# EXERCISE DESCRIPTION
Return the full listing exactly as it is written.

# SUPPLIED MATERIAL
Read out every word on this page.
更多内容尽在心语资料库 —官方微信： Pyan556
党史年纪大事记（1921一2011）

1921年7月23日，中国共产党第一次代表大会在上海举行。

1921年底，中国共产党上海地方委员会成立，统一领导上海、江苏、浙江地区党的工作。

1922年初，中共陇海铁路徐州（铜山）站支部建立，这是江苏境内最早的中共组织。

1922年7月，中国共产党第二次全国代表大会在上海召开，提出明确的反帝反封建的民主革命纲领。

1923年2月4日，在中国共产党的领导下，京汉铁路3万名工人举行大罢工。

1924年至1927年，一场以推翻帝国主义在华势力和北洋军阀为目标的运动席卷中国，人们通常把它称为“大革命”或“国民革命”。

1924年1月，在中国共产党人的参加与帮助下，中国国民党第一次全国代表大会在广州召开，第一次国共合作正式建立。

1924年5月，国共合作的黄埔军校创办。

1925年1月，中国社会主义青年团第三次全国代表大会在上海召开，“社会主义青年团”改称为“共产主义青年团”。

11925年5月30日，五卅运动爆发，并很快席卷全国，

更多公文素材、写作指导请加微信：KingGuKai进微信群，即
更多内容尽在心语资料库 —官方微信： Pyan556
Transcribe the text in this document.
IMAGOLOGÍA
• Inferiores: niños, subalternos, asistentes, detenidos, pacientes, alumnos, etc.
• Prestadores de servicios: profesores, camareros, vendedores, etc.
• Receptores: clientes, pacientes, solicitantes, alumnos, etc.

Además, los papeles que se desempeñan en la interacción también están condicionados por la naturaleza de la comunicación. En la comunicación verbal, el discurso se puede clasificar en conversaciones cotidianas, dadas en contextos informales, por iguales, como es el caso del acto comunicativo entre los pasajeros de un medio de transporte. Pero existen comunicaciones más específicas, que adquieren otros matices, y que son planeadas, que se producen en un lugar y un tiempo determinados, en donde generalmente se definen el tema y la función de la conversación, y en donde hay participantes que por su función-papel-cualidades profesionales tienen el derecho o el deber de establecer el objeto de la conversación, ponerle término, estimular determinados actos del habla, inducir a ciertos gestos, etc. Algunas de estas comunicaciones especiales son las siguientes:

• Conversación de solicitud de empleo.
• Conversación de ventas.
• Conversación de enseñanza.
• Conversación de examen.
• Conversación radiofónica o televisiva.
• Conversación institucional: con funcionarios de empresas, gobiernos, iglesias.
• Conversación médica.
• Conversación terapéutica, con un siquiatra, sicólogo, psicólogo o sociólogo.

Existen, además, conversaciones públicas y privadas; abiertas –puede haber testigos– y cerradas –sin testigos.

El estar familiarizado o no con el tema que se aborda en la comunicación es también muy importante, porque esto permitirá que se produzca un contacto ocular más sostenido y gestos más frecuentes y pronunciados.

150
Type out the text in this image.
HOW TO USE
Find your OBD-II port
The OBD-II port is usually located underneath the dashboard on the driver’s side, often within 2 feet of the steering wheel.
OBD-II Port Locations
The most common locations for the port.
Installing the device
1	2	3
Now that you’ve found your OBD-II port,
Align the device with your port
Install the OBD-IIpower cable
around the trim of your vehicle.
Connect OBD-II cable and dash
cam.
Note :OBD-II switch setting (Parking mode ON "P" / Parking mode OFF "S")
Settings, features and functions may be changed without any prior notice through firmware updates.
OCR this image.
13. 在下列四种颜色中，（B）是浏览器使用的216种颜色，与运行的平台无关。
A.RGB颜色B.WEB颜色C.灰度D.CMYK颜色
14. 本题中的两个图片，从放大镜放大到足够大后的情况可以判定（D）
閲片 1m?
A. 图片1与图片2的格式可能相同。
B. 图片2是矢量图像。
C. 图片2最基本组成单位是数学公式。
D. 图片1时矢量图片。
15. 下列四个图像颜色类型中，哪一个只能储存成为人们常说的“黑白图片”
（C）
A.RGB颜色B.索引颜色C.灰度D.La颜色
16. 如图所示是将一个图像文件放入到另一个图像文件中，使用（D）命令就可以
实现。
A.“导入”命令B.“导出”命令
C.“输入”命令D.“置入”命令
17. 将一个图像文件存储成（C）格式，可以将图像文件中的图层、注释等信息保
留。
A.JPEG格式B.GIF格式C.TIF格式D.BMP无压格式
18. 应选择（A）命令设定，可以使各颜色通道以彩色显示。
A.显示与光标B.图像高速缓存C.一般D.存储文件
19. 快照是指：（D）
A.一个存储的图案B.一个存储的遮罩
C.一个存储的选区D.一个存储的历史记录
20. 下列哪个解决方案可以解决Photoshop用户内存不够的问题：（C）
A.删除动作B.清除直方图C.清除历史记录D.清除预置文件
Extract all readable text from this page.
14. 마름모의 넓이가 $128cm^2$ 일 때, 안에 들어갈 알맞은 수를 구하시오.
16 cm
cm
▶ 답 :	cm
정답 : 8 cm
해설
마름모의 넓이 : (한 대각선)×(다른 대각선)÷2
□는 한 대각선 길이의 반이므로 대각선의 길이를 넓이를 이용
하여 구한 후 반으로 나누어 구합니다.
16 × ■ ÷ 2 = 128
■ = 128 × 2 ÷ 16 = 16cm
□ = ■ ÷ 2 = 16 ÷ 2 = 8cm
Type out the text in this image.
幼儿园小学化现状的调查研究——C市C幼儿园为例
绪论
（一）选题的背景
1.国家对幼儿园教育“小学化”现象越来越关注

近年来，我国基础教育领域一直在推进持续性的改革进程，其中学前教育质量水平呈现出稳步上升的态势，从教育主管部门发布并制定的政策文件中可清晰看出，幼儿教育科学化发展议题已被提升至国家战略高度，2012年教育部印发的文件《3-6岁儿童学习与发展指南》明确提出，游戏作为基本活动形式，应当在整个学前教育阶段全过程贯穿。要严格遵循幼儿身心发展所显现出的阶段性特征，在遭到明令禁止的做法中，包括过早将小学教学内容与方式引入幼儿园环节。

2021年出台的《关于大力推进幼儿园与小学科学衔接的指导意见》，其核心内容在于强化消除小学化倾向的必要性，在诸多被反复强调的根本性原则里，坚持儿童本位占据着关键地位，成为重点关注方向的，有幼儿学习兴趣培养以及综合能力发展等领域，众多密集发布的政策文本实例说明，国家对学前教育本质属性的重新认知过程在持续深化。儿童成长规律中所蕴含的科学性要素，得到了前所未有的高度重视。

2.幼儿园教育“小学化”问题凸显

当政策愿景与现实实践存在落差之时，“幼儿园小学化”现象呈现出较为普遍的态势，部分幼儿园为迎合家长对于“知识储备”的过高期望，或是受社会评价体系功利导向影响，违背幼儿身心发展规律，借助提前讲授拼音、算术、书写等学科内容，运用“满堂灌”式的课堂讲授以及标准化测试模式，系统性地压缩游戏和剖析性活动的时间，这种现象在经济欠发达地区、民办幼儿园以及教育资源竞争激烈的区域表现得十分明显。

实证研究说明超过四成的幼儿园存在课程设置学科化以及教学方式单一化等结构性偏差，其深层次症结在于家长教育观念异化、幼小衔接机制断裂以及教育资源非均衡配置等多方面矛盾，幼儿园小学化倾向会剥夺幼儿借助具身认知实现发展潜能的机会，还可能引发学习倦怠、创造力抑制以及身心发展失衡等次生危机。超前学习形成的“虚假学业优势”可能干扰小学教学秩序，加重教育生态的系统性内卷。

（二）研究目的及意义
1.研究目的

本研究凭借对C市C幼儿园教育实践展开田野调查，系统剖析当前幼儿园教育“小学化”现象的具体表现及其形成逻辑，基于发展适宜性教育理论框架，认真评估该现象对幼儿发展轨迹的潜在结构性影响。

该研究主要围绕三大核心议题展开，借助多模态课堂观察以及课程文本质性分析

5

# RESPONSE TO THIS TASK
Read out every word on this page.
更多内容尽在心语资料库 —官方微信： Pyan556
党史年纪大事记（1921一2011）

1921年7月23日，中国共产党第一次代表大会在上海举行。

1921年底，中国共产党上海地方委员会成立，统一领导上海、江苏、浙江地区党的工作。

1922年初，中共陇海铁路徐州（铜山）站支部建立，这是江苏境内最早的中共组织。

1922年7月，中国共产党第二次全国代表大会在上海召开，提出明确的反帝反封建的民主革命纲领。

1923年2月4日，在中国共产党的领导下，京汉铁路3万名工人举行大罢工。

1924年至1927年，一场以推翻帝国主义在华势力和北洋军阀为目标的运动席卷中国，人们通常把它称为“大革命”或“国民革命”。

1924年1月，在中国共产党人的参加与帮助下，中国国民党第一次全国代表大会在广州召开，第一次国共合作正式建立。

1924年5月，国共合作的黄埔军校创办。

1925年1月，中国社会主义青年团第三次全国代表大会在上海召开，“社会主义青年团”改称为“共产主义青年团”。

11925年5月30日，五卅运动爆发，并很快席卷全国，

更多公文素材、写作指导请加微信：KingGuKai进微信群，即
更多内容尽在心语资料库 —官方微信： Pyan556
Transcribe the text in this document.
IMAGOLOGÍA
• Inferiores: niños, subalternos, asistentes, detenidos, pacientes, alumnos, etc.
• Prestadores de servicios: profesores, camareros, vendedores, etc.
• Receptores: clientes, pacientes, solicitantes, alumnos, etc.

Además, los papeles que se desempeñan en la interacción también están condicionados por la naturaleza de la comunicación. En la comunicación verbal, el discurso se puede clasificar en conversaciones cotidianas, dadas en contextos informales, por iguales, como es el caso del acto comunicativo entre los pasajeros de un medio de transporte. Pero existen comunicaciones más específicas, que adquieren otros matices, y que son planeadas, que se producen en un lugar y un tiempo determinados, en donde generalmente se definen el tema y la función de la conversación, y en donde hay participantes que por su función-papel-cualidades profesionales tienen el derecho o el deber de establecer el objeto de la conversación, ponerle término, estimular determinados actos del habla, inducir a ciertos gestos, etc. Algunas de estas comunicaciones especiales son las siguientes:

• Conversación de solicitud de empleo.
• Conversación de ventas.
• Conversación de enseñanza.
• Conversación de examen.
• Conversación radiofónica o televisiva.
• Conversación institucional: con funcionarios de empresas, gobiernos, iglesias.
• Conversación médica.
• Conversación terapéutica, con un siquiatra, sicólogo, psicólogo o sociólogo.

Existen, además, conversaciones públicas y privadas; abiertas –puede haber testigos– y cerradas –sin testigos.

El estar familiarizado o no con el tema que se aborda en la comunicación es también muy importante, porque esto permitirá que se produzca un contacto ocular más sostenido y gestos más frecuentes y pronunciados.

150
Type out the text in this image.
HOW TO USE
Find your OBD-II port
The OBD-II port is usually located underneath the dashboard on the driver’s side, often within 2 feet of the steering wheel.
OBD-II Port Locations
The most common locations for the port.
Installing the device
1	2	3
Now that you’ve found your OBD-II port,
Align the device with your port
Install the OBD-IIpower cable
around the trim of your vehicle.
Connect OBD-II cable and dash
cam.
Note :OBD-II switch setting (Parking mode ON "P" / Parking mode OFF "S")
Settings, features and functions may be changed without any prior notice through firmware updates.
OCR this image.
13. 在下列四种颜色中，（B）是浏览器使用的216种颜色，与运行的平台无关。
A.RGB颜色B.WEB颜色C.灰度D.CMYK颜色
14. 本题中的两个图片，从放大镜放大到足够大后的情况可以判定（D）
閲片 1m?
A. 图片1与图片2的格式可能相同。
B. 图片2是矢量图像。
C. 图片2最基本组成单位是数学公式。
D. 图片1时矢量图片。
15. 下列四个图像颜色类型中，哪一个只能储存成为人们常说的“黑白图片”
（C）
A.RGB颜色B.索引颜色C.灰度D.La颜色
16. 如图所示是将一个图像文件放入到另一个图像文件中，使用（D）命令就可以
实现。
A.“导入”命令B.“导出”命令
C.“输入”命令D.“置入”命令
17. 将一个图像文件存储成（C）格式，可以将图像文件中的图层、注释等信息保
留。
A.JPEG格式B.GIF格式C.TIF格式D.BMP无压格式
18. 应选择（A）命令设定，可以使各颜色通道以彩色显示。
A.显示与光标B.图像高速缓存C.一般D.存储文件
19. 快照是指：（D）
A.一个存储的图案B.一个存储的遮罩
C.一个存储的选区D.一个存储的历史记录
20. 下列哪个解决方案可以解决Photoshop用户内存不够的问题：（C）
A.删除动作B.清除直方图C.清除历史记录D.清除预置文件
Extract all readable text from this page.
14. 마름모의 넓이가 $128cm^2$ 일 때, 안에 들어갈 알맞은 수를 구하시오.
16 cm
cm
▶ 답 :	cm
정답 : 8 cm
해설
마름모의 넓이 : (한 대각선)×(다른 대각선)÷2
□는 한 대각선 길이의 반이므로 대각선의 길이를 넓이를 이용
하여 구한 후 반으로 나누어 구합니다.
16 × ■ ÷ 2 = 128
■ = 128 × 2 ÷ 16 = 16cm
□ = ■ ÷ 2 = 16 ÷ 2 = 8cm
Type out the text in this image.
幼儿园小学化现状的调查研究——C市C幼儿园为例
绪论
（一）选题的背景
1.国家对幼儿园教育“小学化”现象越来越关注

近年来，我国基础教育领域一直在推进持续性的改革进程，其中学前教育质量水平呈现出稳步上升的态势，从教育主管部门发布并制定的政策文件中可清晰看出，幼儿教育科学化发展议题已被提升至国家战略高度，2012年教育部印发的文件《3-6岁儿童学习与发展指南》明确提出，游戏作为基本活动形式，应当在整个学前教育阶段全过程贯穿。要严格遵循幼儿身心发展所显现出的阶段性特征，在遭到明令禁止的做法中，包括过早将小学教学内容与方式引入幼儿园环节。

2021年出台的《关于大力推进幼儿园与小学科学衔接的指导意见》，其核心内容在于强化消除小学化倾向的必要性，在诸多被反复强调的根本性原则里，坚持儿童本位占据着关键地位，成为重点关注方向的，有幼儿学习兴趣培养以及综合能力发展等领域，众多密集发布的政策文本实例说明，国家对学前教育本质属性的重新认知过程在持续深化。儿童成长规律中所蕴含的科学性要素，得到了前所未有的高度重视。

2.幼儿园教育“小学化”问题凸显

当政策愿景与现实实践存在落差之时，“幼儿园小学化”现象呈现出较为普遍的态势，部分幼儿园为迎合家长对于“知识储备”的过高期望，或是受社会评价体系功利导向影响，违背幼儿身心发展规律，借助提前讲授拼音、算术、书写等学科内容，运用“满堂灌”式的课堂讲授以及标准化测试模式，系统性地压缩游戏和剖析性活动的时间，这种现象在经济欠发达地区、民办幼儿园以及教育资源竞争激烈的区域表现得十分明显。

实证研究说明超过四成的幼儿园存在课程设置学科化以及教学方式单一化等结构性偏差，其深层次症结在于家长教育观念异化、幼小衔接机制断裂以及教育资源非均衡配置等多方面矛盾，幼儿园小学化倾向会剥夺幼儿借助具身认知实现发展潜能的机会，还可能引发学习倦怠、创造力抑制以及身心发展失衡等次生危机。超前学习形成的“虚假学业优势”可能干扰小学教学秩序，加重教育生态的系统性内卷。

（二）研究目的及意义
1.研究目的

本研究凭借对C市C幼儿园教育实践展开田野调查，系统剖析当前幼儿园教育“小学化”现象的具体表现及其形成逻辑，基于发展适宜性教育理论框架，认真评估该现象对幼儿发展轨迹的潜在结构性影响。

该研究主要围绕三大核心议题展开，借助多模态课堂观察以及课程文本质性分析

5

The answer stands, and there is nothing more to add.